What is asked:
Tally the lines that contain the string "plante" and state that total without comment.

(Extracts from a graphics dataset)
* * * * *

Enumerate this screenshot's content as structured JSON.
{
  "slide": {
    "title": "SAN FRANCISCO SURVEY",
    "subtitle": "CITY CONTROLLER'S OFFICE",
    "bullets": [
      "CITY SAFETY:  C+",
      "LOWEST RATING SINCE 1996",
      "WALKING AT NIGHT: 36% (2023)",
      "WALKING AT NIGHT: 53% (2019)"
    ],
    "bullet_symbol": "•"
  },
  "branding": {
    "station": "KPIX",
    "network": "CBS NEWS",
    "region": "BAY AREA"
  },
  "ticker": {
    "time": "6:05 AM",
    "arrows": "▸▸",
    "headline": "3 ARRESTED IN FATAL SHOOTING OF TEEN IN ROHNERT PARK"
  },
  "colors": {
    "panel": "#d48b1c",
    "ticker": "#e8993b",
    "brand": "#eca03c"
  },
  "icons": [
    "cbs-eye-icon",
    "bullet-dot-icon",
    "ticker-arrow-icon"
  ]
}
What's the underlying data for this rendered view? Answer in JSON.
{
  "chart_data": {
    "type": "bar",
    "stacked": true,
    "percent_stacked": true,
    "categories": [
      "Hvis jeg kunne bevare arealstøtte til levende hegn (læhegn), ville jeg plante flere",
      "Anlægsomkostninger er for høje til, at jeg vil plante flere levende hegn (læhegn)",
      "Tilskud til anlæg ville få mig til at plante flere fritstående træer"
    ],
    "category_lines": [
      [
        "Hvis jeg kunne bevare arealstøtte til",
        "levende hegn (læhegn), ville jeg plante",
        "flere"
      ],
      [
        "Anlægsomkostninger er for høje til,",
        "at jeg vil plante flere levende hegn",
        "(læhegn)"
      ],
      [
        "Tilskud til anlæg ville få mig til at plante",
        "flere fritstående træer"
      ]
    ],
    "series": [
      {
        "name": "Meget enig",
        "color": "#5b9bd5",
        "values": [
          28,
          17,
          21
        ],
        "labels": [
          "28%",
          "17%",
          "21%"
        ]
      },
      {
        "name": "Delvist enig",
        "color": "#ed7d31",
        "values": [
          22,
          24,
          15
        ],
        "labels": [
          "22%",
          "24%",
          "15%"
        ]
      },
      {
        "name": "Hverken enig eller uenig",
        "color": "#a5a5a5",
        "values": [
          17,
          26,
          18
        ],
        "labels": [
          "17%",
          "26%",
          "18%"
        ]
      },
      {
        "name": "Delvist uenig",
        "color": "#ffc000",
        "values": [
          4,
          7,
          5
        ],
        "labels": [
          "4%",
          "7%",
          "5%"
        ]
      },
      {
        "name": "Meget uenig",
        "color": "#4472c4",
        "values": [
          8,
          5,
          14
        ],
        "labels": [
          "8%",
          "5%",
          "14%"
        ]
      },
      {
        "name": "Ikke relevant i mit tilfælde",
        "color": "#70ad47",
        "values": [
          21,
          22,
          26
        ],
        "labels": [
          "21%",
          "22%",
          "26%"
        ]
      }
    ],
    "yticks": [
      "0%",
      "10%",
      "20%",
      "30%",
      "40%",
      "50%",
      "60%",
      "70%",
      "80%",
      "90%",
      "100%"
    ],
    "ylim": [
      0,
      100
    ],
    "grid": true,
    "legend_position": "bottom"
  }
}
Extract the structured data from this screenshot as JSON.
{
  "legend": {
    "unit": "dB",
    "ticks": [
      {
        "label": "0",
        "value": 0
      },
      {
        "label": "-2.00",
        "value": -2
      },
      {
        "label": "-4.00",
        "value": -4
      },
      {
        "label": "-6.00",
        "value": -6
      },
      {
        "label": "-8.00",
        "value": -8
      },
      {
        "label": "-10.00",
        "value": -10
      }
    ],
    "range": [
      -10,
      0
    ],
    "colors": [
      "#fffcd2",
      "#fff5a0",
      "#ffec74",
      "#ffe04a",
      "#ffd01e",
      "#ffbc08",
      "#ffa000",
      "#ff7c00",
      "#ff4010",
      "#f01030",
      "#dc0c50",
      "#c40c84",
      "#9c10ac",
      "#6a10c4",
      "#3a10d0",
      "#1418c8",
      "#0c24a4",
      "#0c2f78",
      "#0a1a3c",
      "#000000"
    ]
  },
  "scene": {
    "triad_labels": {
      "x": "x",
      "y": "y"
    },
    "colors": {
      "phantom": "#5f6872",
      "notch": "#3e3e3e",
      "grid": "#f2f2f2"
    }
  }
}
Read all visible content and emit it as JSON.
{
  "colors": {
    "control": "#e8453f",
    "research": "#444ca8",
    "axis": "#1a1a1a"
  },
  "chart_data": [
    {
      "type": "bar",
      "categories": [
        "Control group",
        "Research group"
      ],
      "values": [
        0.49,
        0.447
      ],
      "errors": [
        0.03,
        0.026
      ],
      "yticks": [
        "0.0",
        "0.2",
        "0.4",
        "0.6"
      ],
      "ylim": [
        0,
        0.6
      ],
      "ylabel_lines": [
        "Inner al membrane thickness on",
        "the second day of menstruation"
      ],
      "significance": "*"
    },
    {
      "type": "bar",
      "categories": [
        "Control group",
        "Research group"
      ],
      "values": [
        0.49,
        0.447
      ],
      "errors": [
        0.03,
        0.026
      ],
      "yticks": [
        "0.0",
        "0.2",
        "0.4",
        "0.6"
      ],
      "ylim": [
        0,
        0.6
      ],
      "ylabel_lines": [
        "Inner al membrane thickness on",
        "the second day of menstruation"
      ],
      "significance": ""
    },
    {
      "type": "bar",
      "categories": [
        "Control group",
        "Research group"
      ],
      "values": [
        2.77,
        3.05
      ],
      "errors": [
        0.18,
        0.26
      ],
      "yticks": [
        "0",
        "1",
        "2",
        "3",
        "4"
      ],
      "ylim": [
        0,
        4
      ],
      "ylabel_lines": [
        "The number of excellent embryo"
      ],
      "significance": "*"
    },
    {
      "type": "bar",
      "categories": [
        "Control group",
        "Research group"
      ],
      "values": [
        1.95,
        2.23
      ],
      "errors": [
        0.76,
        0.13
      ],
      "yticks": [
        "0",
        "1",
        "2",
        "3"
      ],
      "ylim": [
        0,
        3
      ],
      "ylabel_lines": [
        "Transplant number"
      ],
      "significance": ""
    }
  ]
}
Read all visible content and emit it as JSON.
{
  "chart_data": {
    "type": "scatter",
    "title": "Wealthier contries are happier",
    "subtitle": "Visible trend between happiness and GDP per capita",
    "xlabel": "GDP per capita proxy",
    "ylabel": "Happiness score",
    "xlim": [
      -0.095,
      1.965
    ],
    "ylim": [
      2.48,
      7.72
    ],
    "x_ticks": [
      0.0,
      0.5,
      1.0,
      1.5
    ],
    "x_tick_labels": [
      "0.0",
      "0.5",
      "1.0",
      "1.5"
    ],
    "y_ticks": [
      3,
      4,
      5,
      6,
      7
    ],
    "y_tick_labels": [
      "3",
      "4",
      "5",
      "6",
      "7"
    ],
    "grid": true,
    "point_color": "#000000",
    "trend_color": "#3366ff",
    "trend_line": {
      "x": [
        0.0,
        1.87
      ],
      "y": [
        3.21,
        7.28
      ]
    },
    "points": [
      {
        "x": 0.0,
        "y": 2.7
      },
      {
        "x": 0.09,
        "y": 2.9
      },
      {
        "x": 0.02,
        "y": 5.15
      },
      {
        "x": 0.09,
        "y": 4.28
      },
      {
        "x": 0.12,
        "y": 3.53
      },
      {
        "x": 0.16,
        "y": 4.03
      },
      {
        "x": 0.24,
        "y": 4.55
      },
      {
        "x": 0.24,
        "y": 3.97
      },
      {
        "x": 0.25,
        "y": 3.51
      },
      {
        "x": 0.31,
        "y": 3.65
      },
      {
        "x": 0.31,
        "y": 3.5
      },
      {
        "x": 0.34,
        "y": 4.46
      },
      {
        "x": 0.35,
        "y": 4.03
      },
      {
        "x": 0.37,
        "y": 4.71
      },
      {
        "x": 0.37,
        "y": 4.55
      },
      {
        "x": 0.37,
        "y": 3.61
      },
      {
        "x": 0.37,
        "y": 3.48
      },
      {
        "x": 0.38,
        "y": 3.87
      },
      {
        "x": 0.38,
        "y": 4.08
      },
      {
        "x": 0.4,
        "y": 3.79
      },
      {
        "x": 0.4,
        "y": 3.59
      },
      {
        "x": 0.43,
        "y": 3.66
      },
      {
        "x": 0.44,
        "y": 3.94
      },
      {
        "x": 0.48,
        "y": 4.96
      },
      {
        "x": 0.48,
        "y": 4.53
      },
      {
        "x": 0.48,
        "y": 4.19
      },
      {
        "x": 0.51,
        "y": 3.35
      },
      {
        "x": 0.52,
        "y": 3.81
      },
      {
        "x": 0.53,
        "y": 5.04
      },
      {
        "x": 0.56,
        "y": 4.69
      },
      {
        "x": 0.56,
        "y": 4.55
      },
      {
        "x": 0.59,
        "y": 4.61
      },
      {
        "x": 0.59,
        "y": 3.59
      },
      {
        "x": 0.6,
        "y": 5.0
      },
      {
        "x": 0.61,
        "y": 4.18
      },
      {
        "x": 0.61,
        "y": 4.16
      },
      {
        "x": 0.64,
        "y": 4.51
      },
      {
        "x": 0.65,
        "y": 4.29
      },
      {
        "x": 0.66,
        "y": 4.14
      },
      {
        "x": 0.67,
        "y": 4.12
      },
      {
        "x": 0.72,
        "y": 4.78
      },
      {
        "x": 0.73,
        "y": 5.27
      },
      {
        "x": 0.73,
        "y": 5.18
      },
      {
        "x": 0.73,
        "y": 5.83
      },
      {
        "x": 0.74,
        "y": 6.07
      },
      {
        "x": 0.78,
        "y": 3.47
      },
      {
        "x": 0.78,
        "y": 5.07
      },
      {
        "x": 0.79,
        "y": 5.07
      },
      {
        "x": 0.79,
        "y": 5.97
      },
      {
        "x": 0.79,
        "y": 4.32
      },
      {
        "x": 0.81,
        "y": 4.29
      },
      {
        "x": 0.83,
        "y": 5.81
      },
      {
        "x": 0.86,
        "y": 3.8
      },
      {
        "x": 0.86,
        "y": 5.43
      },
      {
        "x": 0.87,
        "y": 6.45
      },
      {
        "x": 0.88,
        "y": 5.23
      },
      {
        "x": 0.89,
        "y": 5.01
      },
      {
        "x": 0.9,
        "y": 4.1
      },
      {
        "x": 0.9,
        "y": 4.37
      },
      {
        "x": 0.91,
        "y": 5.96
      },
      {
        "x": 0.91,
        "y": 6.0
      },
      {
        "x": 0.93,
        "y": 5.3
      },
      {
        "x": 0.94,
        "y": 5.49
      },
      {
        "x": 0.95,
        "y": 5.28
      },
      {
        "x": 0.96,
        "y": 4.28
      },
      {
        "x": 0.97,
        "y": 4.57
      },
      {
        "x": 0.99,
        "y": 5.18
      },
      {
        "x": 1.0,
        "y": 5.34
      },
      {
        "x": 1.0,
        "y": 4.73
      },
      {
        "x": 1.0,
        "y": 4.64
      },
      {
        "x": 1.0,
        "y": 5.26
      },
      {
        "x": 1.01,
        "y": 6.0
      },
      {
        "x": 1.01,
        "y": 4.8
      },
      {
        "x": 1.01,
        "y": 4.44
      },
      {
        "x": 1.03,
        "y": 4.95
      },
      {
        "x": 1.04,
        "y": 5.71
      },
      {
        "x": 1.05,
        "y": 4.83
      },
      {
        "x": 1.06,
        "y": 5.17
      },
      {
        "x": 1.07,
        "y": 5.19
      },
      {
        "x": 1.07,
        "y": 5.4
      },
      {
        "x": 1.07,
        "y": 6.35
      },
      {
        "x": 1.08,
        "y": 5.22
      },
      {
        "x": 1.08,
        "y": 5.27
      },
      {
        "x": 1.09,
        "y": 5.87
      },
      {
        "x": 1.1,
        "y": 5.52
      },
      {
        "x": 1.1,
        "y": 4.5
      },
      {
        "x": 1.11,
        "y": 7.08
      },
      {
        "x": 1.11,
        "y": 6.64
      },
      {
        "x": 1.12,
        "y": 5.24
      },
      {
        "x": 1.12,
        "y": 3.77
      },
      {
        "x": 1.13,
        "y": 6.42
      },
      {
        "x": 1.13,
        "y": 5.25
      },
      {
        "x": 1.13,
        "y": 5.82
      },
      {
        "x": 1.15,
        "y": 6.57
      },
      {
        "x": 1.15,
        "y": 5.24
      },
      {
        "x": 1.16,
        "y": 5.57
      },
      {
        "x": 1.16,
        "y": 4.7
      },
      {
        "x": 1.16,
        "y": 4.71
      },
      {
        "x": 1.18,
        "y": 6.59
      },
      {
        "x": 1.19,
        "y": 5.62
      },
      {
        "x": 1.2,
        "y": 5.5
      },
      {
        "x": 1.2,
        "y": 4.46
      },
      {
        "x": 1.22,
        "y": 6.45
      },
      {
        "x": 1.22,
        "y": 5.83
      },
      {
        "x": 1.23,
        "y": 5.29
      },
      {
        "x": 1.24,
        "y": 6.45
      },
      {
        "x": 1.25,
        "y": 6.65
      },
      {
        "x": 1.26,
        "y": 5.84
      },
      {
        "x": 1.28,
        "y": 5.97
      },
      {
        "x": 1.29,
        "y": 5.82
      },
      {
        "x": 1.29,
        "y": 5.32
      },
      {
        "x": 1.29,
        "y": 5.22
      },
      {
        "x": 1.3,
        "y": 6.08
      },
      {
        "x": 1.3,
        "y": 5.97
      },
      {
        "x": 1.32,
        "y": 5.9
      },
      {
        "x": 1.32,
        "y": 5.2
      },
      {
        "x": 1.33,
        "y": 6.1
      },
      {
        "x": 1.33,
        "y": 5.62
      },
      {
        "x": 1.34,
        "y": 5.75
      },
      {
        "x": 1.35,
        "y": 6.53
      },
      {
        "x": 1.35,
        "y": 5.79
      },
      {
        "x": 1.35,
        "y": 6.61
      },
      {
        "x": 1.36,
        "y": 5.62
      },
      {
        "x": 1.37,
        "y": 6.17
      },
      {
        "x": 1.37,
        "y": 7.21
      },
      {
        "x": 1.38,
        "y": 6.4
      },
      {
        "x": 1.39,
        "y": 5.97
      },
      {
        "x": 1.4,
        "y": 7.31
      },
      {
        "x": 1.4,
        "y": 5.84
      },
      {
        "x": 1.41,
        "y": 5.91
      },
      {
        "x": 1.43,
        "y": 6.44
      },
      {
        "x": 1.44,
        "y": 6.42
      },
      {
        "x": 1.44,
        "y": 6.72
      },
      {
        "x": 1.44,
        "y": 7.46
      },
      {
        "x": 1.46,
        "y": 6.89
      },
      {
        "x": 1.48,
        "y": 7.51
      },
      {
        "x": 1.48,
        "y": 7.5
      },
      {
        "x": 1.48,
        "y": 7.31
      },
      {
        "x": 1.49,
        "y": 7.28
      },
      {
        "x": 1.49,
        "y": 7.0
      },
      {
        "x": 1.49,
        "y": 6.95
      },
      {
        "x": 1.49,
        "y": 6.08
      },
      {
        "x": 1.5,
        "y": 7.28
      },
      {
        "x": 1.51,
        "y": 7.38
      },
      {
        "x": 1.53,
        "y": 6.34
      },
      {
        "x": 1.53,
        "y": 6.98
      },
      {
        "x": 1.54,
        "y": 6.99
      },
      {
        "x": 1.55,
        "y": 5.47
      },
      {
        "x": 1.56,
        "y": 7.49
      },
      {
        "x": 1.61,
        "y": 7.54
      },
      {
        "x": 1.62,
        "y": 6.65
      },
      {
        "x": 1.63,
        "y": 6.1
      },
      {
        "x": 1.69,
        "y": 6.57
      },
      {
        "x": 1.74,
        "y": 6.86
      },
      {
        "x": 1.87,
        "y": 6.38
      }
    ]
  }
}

* * * * *

Task result:
6